* WRITTEN EXERCISE: Rewrite the items from the line with "- svg-text:A42 WEN: A42" to the line with "- ECM pin terminals", swapping "open circles" for "hollow circles" and keeping everything else the same.

[Stored items]
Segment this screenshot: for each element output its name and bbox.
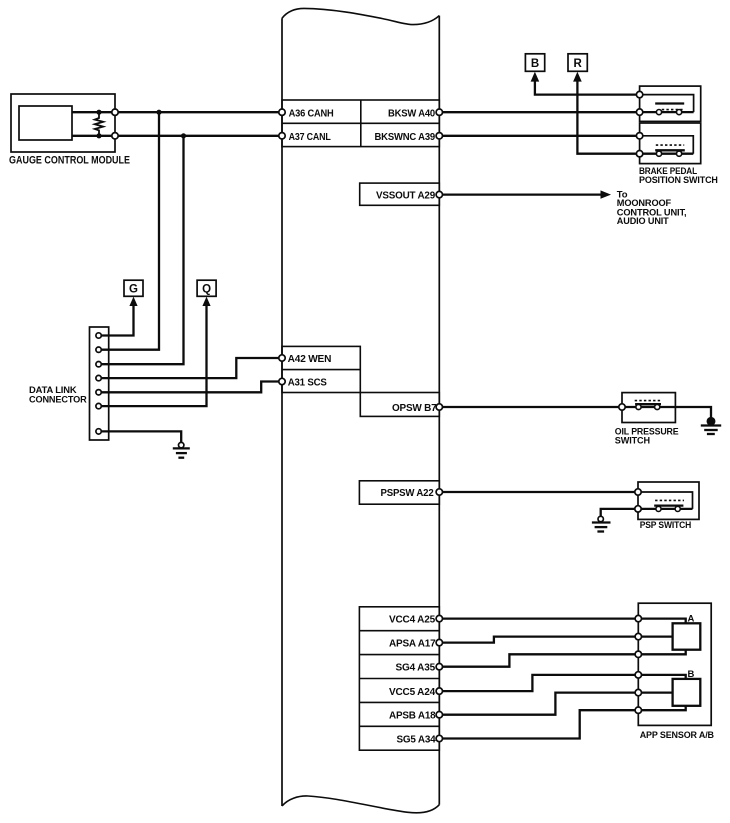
- svg-text:A42 WEN: A42 WEN: [288, 354, 332, 365]
- svg-text:VCC5 A24: VCC5 A24: [389, 687, 436, 698]
- APP sensor housing terminals (open circles): [635, 615, 641, 713]
- ECM pin terminals (open circles) on band edges: [96, 109, 443, 742]
- svg-text:VSSOUT A29: VSSOUT A29: [376, 190, 436, 201]
- arrowhead to R: [573, 72, 582, 82]
- pin label box OPSW B7: [360, 393, 439, 417]
- wire APSB A18 to APP sensor: [439, 693, 638, 715]
- brake switch 1 contact terminals: [656, 110, 681, 115]
- arrowhead to B: [531, 72, 540, 82]
- junction dot CANL/DLC branch: [181, 133, 186, 138]
- ECM band wavy bottom edge: [282, 796, 439, 813]
- DLC pin 7: [96, 429, 101, 434]
- PSP switch movable bar: [654, 504, 683, 506]
- pin label box PSPSW A22: [359, 481, 439, 504]
- svg-text:G: G: [129, 284, 138, 296]
- svg-text:SG4 A35: SG4 A35: [396, 663, 436, 674]
- ground symbol (DLC): [173, 442, 190, 457]
- wire brake switch to connector B: [535, 80, 640, 94]
- wire SG5 A34 to APP sensor: [439, 710, 638, 738]
- connector G box: [124, 280, 143, 296]
- wire oil pressure switch to ground: [675, 407, 711, 419]
- svg-text:A37 CANL: A37 CANL: [289, 132, 331, 143]
- terminal A35: [436, 664, 442, 670]
- DLC pin 2: [96, 347, 101, 352]
- DLC pin 1: [96, 333, 101, 338]
- svg-text:Q: Q: [202, 284, 211, 296]
- terminal A25: [436, 615, 442, 621]
- PSP switch contact terminals: [656, 506, 680, 511]
- PSP switch dotted travel line: [655, 499, 684, 501]
- svg-text:SG5 A34: SG5 A34: [397, 734, 437, 745]
- pin label box A36 CANH / A37 CANL / BKSW A40 / BKSWNC A39 (2x2 grid): [282, 100, 439, 147]
- svg-text:PSP SWITCH: PSP SWITCH: [640, 520, 692, 531]
- PSP switch housing terminals: [635, 489, 641, 512]
- brake switch 1 movable bar: [655, 102, 684, 104]
- brake switch 2 movable bar: [655, 149, 685, 151]
- oil pressure switch housing: [622, 393, 675, 423]
- APP sensor A/B housing: [638, 603, 711, 725]
- svg-text:R: R: [573, 58, 582, 70]
- terminal A36: [279, 109, 285, 115]
- wire BKSWNC A39 to brake pedal position switch: [439, 135, 639, 137]
- gauge control module outer box: [11, 94, 115, 152]
- wire brake switch to connector R: [577, 80, 639, 153]
- connector R box: [568, 54, 587, 72]
- wire DLC pin6 to connector Q: [99, 304, 207, 407]
- wire VCC5 A24 to APP sensor: [439, 675, 638, 691]
- wire CANL drop to DLC pin3: [99, 136, 184, 364]
- svg-text:B: B: [688, 669, 695, 680]
- brake switch 2 contact frame: [640, 136, 694, 154]
- svg-text:GAUGE CONTROL MODULE: GAUGE CONTROL MODULE: [9, 155, 130, 167]
- wire CANH from gauge module to ECM A36: [72, 111, 282, 113]
- wire CANH drop to DLC pin2: [99, 112, 159, 350]
- terminal gauge module CANL: [112, 133, 118, 139]
- svg-text:OPSW B7: OPSW B7: [392, 403, 437, 414]
- terminal A24: [436, 688, 442, 694]
- APP sensor internal wire pin6 to sensor B bottom: [638, 706, 685, 710]
- terminal gauge module CANH: [112, 109, 118, 115]
- wire PSP switch to ground: [601, 509, 638, 516]
- svg-text:POSITION SWITCH: POSITION SWITCH: [639, 175, 718, 186]
- wire DLC pin4 to ECM A42 WEN: [99, 358, 282, 378]
- APP sensor element B box: [673, 679, 701, 706]
- connector Q box: [197, 280, 216, 296]
- APP sensor internal wire pin3 to sensor A bottom: [638, 650, 685, 655]
- pin label box VCC4/APSA/SG4/VCC5/APSB/SG5 (6 rows): [359, 607, 439, 750]
- wire DLC pin1 to connector G: [99, 304, 134, 336]
- brake switch 2 dotted travel line: [656, 144, 684, 146]
- arrowhead VSSOUT: [601, 190, 612, 198]
- APP sensor internal wire pin4 to sensor B top: [638, 675, 685, 679]
- svg-text:APSB A18: APSB A18: [389, 711, 436, 722]
- svg-text:CONNECTOR: CONNECTOR: [29, 395, 87, 406]
- svg-text:SWITCH: SWITCH: [615, 435, 650, 446]
- ECM connector band right edge: [438, 16, 440, 805]
- terminal A42: [279, 355, 285, 361]
- terminal A37: [279, 133, 285, 139]
- brake switch 1 dotted travel line: [662, 109, 685, 111]
- wire VCC4 A25 to APP sensor: [439, 617, 638, 619]
- arrowhead to Q: [202, 297, 210, 306]
- APP sensor internal wire pin5 to sensor B left: [638, 691, 672, 693]
- PSP switch contact frame: [638, 492, 693, 509]
- junction dot CANH/DLC branch: [156, 110, 161, 115]
- svg-text:A31 SCS: A31 SCS: [288, 377, 328, 388]
- brake pedal position switch upper housing: [640, 86, 701, 121]
- brake switch 1 contact frame: [640, 95, 694, 113]
- wire PSPSW A22 to PSP switch: [439, 491, 638, 493]
- svg-text:PSPSW A22: PSPSW A22: [381, 488, 435, 499]
- svg-text:AUDIO UNIT: AUDIO UNIT: [617, 216, 669, 227]
- PSP switch housing: [638, 482, 699, 519]
- junction dot resistor top: [96, 110, 101, 115]
- brake pedal position switch lower housing: [640, 123, 701, 164]
- APP sensor internal wire pin2 to sensor A left: [638, 635, 672, 637]
- resistor (CAN termination) in gauge module: [95, 112, 103, 136]
- gauge control module inner unit box: [19, 106, 72, 140]
- terminal A31: [279, 378, 285, 384]
- APP sensor element A box: [673, 623, 701, 649]
- wire OPSW B7 to oil pressure switch: [439, 406, 622, 408]
- terminal A40: [436, 109, 442, 115]
- oil pressure switch contact terminals: [636, 404, 660, 409]
- svg-text:A: A: [688, 614, 695, 625]
- pin label box VSSOUT A29: [360, 183, 440, 205]
- terminal A34: [436, 735, 442, 741]
- wire DLC pin5 to ECM A31 SCS: [99, 382, 282, 393]
- junction dot resistor bottom: [96, 133, 101, 138]
- connector B box: [525, 54, 544, 72]
- terminal A29: [436, 191, 442, 197]
- brake switch housing terminals (open circles): [636, 91, 642, 156]
- ground symbol (PSP switch): [592, 516, 611, 531]
- terminal A22: [436, 489, 442, 495]
- wire CANL from gauge module to ECM A37: [72, 135, 282, 137]
- svg-text:B: B: [531, 58, 539, 70]
- svg-text:VCC4 A25: VCC4 A25: [389, 614, 436, 625]
- ground symbol (oil pressure switch, solid dot): [701, 418, 721, 434]
- arrowhead to G: [129, 297, 137, 306]
- data link connector body: [90, 327, 109, 440]
- DLC pin 5: [96, 390, 101, 395]
- terminal A39: [436, 133, 442, 139]
- APP sensor internal wire pin1 to sensor A top: [638, 619, 685, 624]
- oil pressure switch dotted travel line: [635, 400, 661, 402]
- brake switch 2 contact terminals: [656, 151, 681, 156]
- terminal A18: [436, 712, 442, 718]
- wire APSA A17 to APP sensor: [439, 637, 638, 643]
- ECM band wavy top edge: [282, 8, 439, 24]
- svg-text:A36 CANH: A36 CANH: [289, 108, 334, 119]
- DLC pin 3: [96, 362, 101, 367]
- svg-text:BKSWNC A39: BKSWNC A39: [375, 132, 436, 143]
- wire through oil pressure switch: [622, 406, 675, 408]
- terminal B7: [436, 404, 442, 410]
- oil pressure switch movable bar: [635, 403, 661, 405]
- ECM connector band left edge: [281, 18, 283, 806]
- wire VSSOUT A29 to moonroof/audio (arrow): [439, 193, 602, 195]
- terminal A17: [436, 639, 442, 645]
- DLC pin 4: [96, 375, 101, 380]
- svg-text:BKSW A40: BKSW A40: [388, 108, 436, 119]
- DLC pin 6: [96, 403, 101, 408]
- oil pressure switch housing terminal: [619, 404, 625, 410]
- wire DLC pin7 to ground: [99, 431, 182, 442]
- wire SG4 A35 to APP sensor: [439, 654, 638, 666]
- svg-text:APP SENSOR A/B: APP SENSOR A/B: [640, 730, 714, 741]
- pin label box A42 WEN / A31 SCS: [282, 346, 360, 392]
- svg-text:APSA A17: APSA A17: [389, 638, 436, 649]
- wire BKSW A40 to brake pedal position switch: [439, 111, 639, 113]
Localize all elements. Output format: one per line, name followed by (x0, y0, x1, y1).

* TASK ANSWER:
- svg-text:A42 WEN: A42 WEN: [288, 354, 332, 365]
- svg-text:VCC5 A24: VCC5 A24: [389, 687, 436, 698]
- APP sensor housing terminals (hollow circles): [635, 615, 641, 713]
- ECM pin terminals (hollow circles) on band edges: [96, 109, 443, 742]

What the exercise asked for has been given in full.